Format every line of the material below as a Markdown table with the columns Row and Line, numbering the rows and skipping blank lines. Leave the pictures out.

+++ Data provided

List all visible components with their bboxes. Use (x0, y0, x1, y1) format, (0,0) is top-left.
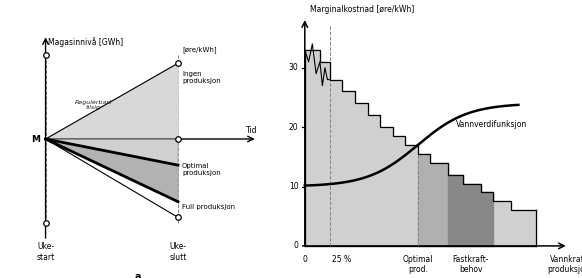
Text: 0: 0 (294, 241, 299, 250)
Text: Uke-
start: Uke- start (37, 242, 55, 262)
Text: Vannkraft
produksjon: Vannkraft produksjon (547, 255, 582, 274)
Polygon shape (45, 63, 178, 139)
Text: 20: 20 (289, 123, 299, 131)
Text: Tid: Tid (246, 126, 258, 135)
Text: 25 %: 25 % (332, 255, 352, 264)
Text: Optimal
prod.: Optimal prod. (403, 255, 433, 274)
Polygon shape (45, 139, 178, 202)
Text: a: a (135, 272, 141, 278)
Text: 10: 10 (289, 182, 299, 191)
Text: Regulerbart
tilsig: Regulerbart tilsig (74, 100, 112, 110)
Text: Vannverdifunksjon: Vannverdifunksjon (456, 120, 527, 129)
Text: 30: 30 (289, 63, 299, 72)
Text: Fastkraft-
behov: Fastkraft- behov (452, 255, 489, 274)
Polygon shape (305, 50, 536, 246)
Text: Marginalkostnad [øre/kWh]: Marginalkostnad [øre/kWh] (310, 5, 414, 14)
Text: M: M (31, 135, 40, 143)
Text: [øre/kWh]: [øre/kWh] (182, 46, 217, 53)
Polygon shape (448, 175, 494, 246)
Polygon shape (418, 154, 448, 246)
Polygon shape (45, 139, 178, 165)
Text: Ingen
produksjon: Ingen produksjon (182, 71, 221, 84)
Text: Magasinnivå [GWh]: Magasinnivå [GWh] (48, 37, 123, 47)
Text: Optimal
produksjon: Optimal produksjon (182, 163, 221, 175)
Text: Full produksjon: Full produksjon (182, 204, 235, 210)
Text: 0: 0 (303, 255, 307, 264)
Text: Uke-
slutt: Uke- slutt (169, 242, 187, 262)
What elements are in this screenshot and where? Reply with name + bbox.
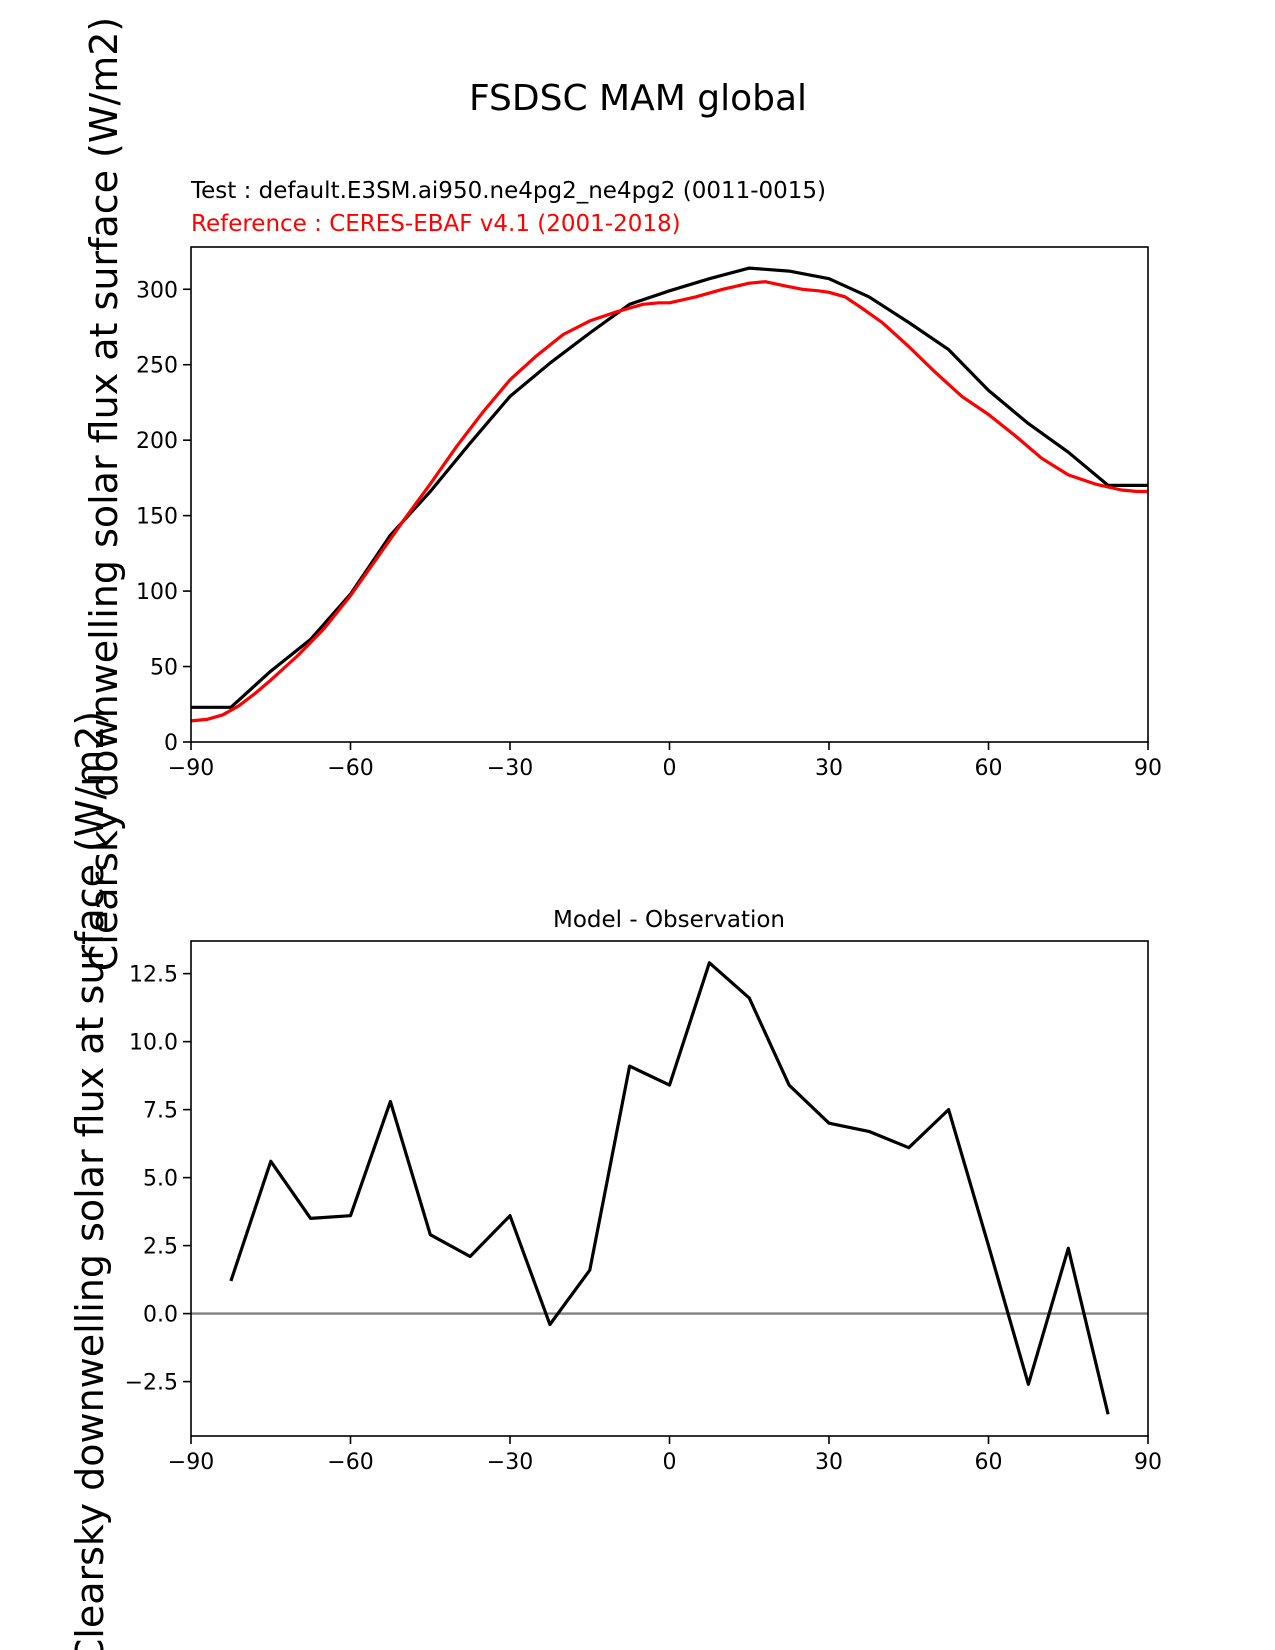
bottom-x-tick-label: −90 — [168, 1450, 214, 1475]
bottom-x-tick-label: −60 — [327, 1450, 373, 1475]
bottom-y-tick-label: 0.0 — [143, 1303, 178, 1328]
top-series-reference — [190, 280, 1148, 723]
top-x-tick-label: 90 — [1134, 756, 1162, 781]
top-x-tick-label: −30 — [487, 756, 533, 781]
bottom-y-tick-label: 5.0 — [143, 1167, 178, 1192]
top-y-tick-label: 0 — [164, 731, 178, 756]
figure-title: FSDSC MAM global — [469, 78, 807, 119]
top-x-tick-label: 0 — [663, 756, 677, 781]
top-y-tick-label: 250 — [136, 354, 178, 379]
top-x-tick-label: 30 — [815, 756, 843, 781]
bottom-y-tick-label: 7.5 — [143, 1099, 178, 1124]
reference-label: Reference : CERES-EBAF v4.1 (2001-2018) — [191, 211, 681, 237]
bottom-y-axis-label: Clearsky downwelling solar flux at surfa… — [68, 711, 112, 1650]
top-x-tick-label: −60 — [327, 756, 373, 781]
bottom-y-tick-label: 2.5 — [143, 1235, 178, 1260]
top-chart: Test : default.E3SM.ai950.ne4pg2_ne4pg2 … — [82, 17, 1162, 972]
top-plot-frame — [190, 246, 1149, 743]
bottom-x-tick-label: 90 — [1134, 1450, 1162, 1475]
bottom-series-model-observation — [229, 961, 1110, 1415]
bottom-y-tick-label: 12.5 — [129, 963, 178, 988]
test-label: Test : default.E3SM.ai950.ne4pg2_ne4pg2 … — [190, 178, 826, 204]
top-x-tick-label: 60 — [975, 756, 1003, 781]
bottom-y-tick-label: 10.0 — [129, 1031, 178, 1056]
top-y-tick-label: 100 — [136, 580, 178, 605]
top-y-axis-label: Clearsky downwelling solar flux at surfa… — [82, 17, 126, 972]
top-x-tick-label: −90 — [168, 756, 214, 781]
bottom-y-tick-label: −2.5 — [125, 1371, 178, 1396]
bottom-chart: Model - Observation Clearsky downwelling… — [68, 711, 1162, 1650]
top-y-tick-label: 200 — [136, 429, 178, 454]
bottom-x-tick-label: 60 — [975, 1450, 1003, 1475]
top-series-test — [191, 266, 1148, 709]
bottom-chart-title: Model - Observation — [553, 907, 785, 933]
top-y-tick-label: 150 — [136, 505, 178, 530]
bottom-x-tick-label: 30 — [815, 1450, 843, 1475]
bottom-plot-frame — [190, 940, 1149, 1437]
bottom-x-tick-label: 0 — [663, 1450, 677, 1475]
top-y-tick-label: 300 — [136, 278, 178, 303]
top-y-tick-label: 50 — [150, 656, 178, 681]
bottom-x-tick-label: −30 — [487, 1450, 533, 1475]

++++++

▶ _Task answer_:
| Row | Line |
|---|---|
| 1 | List all visible components with their bboxes. Use (x0, y0, x1, y1) format, (0,0) is top-left. |
| 2 | Text: 0: 0 (294, 241, 299, 250) |
| 3 | Text: Uke- |
| 4 | start: Uke- start (37, 242, 55, 262) |
| 5 | Text: Vannkraft |
| 6 | produksjon: Vannkraft produksjon (547, 255, 582, 274) |
| 7 | Polygon shape (45, 63, 178, 139) |
| 8 | Text: 20: 20 (289, 123, 299, 131) |
| 9 | Text: Tid: Tid (246, 126, 258, 135) |
| 10 | Text: 25 %: 25 % (332, 255, 352, 264) |
| 11 | Text: Optimal |
| 12 | prod.: Optimal prod. (403, 255, 433, 274) |
| 13 | Polygon shape (45, 139, 178, 202) |
| 14 | Text: a: a (135, 272, 141, 278) |
| 15 | Text: 10: 10 (289, 182, 299, 191) |
| 16 | Text: Regulerbart |
| 17 | tilsig: Regulerbart tilsig (74, 100, 112, 110) |
| 18 | Text: Vannverdifunksjon: Vannverdifunksjon (456, 120, 527, 129) |
| 19 | Text: 30: 30 (289, 63, 299, 72) |
| 20 | Text: Fastkraft- |
| 21 | behov: Fastkraft- behov (452, 255, 489, 274) |
| 22 | Polygon shape (305, 50, 536, 246) |
| 23 | Text: Marginalkostnad [øre/kWh]: Marginalkostnad [øre/kWh] (310, 5, 414, 14) |
| 24 | Text: M: M (31, 135, 40, 143) |
| 25 | Text: [øre/kWh]: [øre/kWh] (182, 46, 217, 53) |
| 26 | Polygon shape (448, 175, 494, 246) |
| 27 | Polygon shape (418, 154, 448, 246) |
| 28 | Polygon shape (45, 139, 178, 165) |
| 29 | Text: Ingen |
| 30 | produksjon: Ingen produksjon (182, 71, 221, 84) |
| 31 | Text: Magasinnivå [GWh]: Magasinnivå [GWh] (48, 37, 123, 47) |
| 32 | Text: Optimal |
| 33 | produksjon: Optimal produksjon (182, 163, 221, 175) |
| 34 | Text: Full produksjon: Full produksjon (182, 204, 235, 210) |
| 35 | Text: 0: 0 (303, 255, 307, 264) |
| 36 | Text: Uke- |
| 37 | slutt: Uke- slutt (169, 242, 187, 262) |
| 38 | What elements are in this screenshot and where? Reply with name + bbox. |
| 39 | bottom-x-tick-label: −90 — [168, 1450, 214, 1475] |
| 40 | bottom-x-tick-label: −60 — [327, 1450, 373, 1475] |
| 41 | bottom-y-tick-label: 0.0 — [143, 1303, 178, 1328] |
| 42 | top-series-reference — [190, 280, 1148, 723] |
| 43 | top-x-tick-label: 90 — [1134, 756, 1162, 781] |
| 44 | top-x-tick-label: −30 — [487, 756, 533, 781] |
| 45 | bottom-y-tick-label: 5.0 — [143, 1167, 178, 1192] |
| 46 | top-y-tick-label: 0 — [164, 731, 178, 756] |
| 47 | figure-title: FSDSC MAM global — [469, 78, 807, 119] |
| 48 | top-x-tick-label: 0 — [663, 756, 677, 781] |
| 49 | top-y-tick-label: 250 — [136, 354, 178, 379] |
| 50 | top-x-tick-label: 30 — [815, 756, 843, 781] |
| 51 | bottom-y-tick-label: 7.5 — [143, 1099, 178, 1124] |
| 52 | reference-label: Reference : CERES-EBAF v4.1 (2001-2018) — [191, 211, 681, 237] |
| 53 | bottom-y-axis-label: Clearsky downwelling solar flux at surfa… — [68, 711, 112, 1650] |
| 54 | top-x-tick-label: −60 — [327, 756, 373, 781] |
| 55 | bottom-y-tick-label: 2.5 — [143, 1235, 178, 1260] |
| 56 | top-chart: Test : default.E3SM.ai950.ne4pg2_ne4pg2 … — [82, 17, 1162, 972] |
| 57 | top-plot-frame — [190, 246, 1149, 743] |
| 58 | bottom-x-tick-label: 90 — [1134, 1450, 1162, 1475] |
| 59 | bottom-series-model-observation — [229, 961, 1110, 1415] |
| 60 | bottom-y-tick-label: 12.5 — [129, 963, 178, 988] |
| 61 | test-label: Test : default.E3SM.ai950.ne4pg2_ne4pg2 … — [190, 178, 826, 204] |
| 62 | top-x-tick-label: 60 — [975, 756, 1003, 781] |
| 63 | bottom-y-tick-label: 10.0 — [129, 1031, 178, 1056] |
| 64 | top-y-tick-label: 100 — [136, 580, 178, 605] |
| 65 | top-y-axis-label: Clearsky downwelling solar flux at surfa… — [82, 17, 126, 972] |
| 66 | top-x-tick-label: −90 — [168, 756, 214, 781] |
| 67 | bottom-y-tick-label: −2.5 — [125, 1371, 178, 1396] |
| 68 | bottom-chart: Model - Observation Clearsky downwelling… — [68, 711, 1162, 1650] |
| 69 | top-y-tick-label: 200 — [136, 429, 178, 454] |
| 70 | bottom-x-tick-label: 60 — [975, 1450, 1003, 1475] |
| 71 | top-series-test — [191, 266, 1148, 709] |
| 72 | bottom-chart-title: Model - Observation — [553, 907, 785, 933] |
| 73 | top-y-tick-label: 150 — [136, 505, 178, 530] |
| 74 | bottom-x-tick-label: 30 — [815, 1450, 843, 1475] |
| 75 | bottom-plot-frame — [190, 940, 1149, 1437] |
| 76 | bottom-x-tick-label: 0 — [663, 1450, 677, 1475] |
| 77 | top-y-tick-label: 300 — [136, 278, 178, 303] |
| 78 | top-y-tick-label: 50 — [150, 656, 178, 681] |
| 79 | bottom-x-tick-label: −30 — [487, 1450, 533, 1475] |